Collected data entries

--- begin ---

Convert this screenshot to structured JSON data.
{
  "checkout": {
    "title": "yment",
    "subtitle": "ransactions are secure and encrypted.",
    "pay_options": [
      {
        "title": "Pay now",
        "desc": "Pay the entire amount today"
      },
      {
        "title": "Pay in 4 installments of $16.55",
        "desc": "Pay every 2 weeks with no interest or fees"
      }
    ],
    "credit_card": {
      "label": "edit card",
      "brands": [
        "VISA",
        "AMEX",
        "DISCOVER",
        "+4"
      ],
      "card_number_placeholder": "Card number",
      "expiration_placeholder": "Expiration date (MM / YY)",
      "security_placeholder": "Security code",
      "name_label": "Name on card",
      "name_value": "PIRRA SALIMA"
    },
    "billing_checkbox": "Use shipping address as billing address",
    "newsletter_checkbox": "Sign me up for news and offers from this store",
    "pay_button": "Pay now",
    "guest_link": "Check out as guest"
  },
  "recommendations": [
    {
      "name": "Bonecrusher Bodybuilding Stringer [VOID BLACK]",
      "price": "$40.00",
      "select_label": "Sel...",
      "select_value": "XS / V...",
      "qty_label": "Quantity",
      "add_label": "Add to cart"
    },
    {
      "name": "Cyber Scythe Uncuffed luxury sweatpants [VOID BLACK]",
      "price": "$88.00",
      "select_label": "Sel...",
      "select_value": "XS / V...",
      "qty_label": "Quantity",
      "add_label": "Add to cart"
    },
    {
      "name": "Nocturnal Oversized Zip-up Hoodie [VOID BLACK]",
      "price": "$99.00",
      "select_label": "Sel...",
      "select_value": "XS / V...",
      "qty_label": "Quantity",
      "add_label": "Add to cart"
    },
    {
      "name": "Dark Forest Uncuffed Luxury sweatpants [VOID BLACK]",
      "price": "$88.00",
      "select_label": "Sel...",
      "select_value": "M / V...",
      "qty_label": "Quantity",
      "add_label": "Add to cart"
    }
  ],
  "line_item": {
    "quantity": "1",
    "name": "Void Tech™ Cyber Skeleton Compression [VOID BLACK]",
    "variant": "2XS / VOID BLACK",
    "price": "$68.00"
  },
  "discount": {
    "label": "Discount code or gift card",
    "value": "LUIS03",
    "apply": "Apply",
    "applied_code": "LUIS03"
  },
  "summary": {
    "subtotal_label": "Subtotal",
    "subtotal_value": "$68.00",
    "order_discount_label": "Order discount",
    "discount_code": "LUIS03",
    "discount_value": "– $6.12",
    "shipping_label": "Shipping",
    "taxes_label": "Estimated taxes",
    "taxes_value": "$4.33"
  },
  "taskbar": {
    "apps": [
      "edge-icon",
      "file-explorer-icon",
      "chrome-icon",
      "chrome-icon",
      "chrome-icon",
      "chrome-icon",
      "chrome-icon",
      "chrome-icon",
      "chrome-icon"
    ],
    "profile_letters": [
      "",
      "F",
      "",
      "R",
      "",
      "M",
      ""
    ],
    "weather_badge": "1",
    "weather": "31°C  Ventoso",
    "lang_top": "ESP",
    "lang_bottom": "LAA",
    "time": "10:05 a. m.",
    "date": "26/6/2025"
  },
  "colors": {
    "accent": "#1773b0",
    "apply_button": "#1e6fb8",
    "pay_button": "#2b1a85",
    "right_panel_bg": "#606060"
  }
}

--- end ---

» What to produce: Only lines with the word "date" are wanted, so copy each one from the records.

» Response:
      "expiration_placeholder": "Expiration date (MM / YY)",
    "date": "26/6/2025"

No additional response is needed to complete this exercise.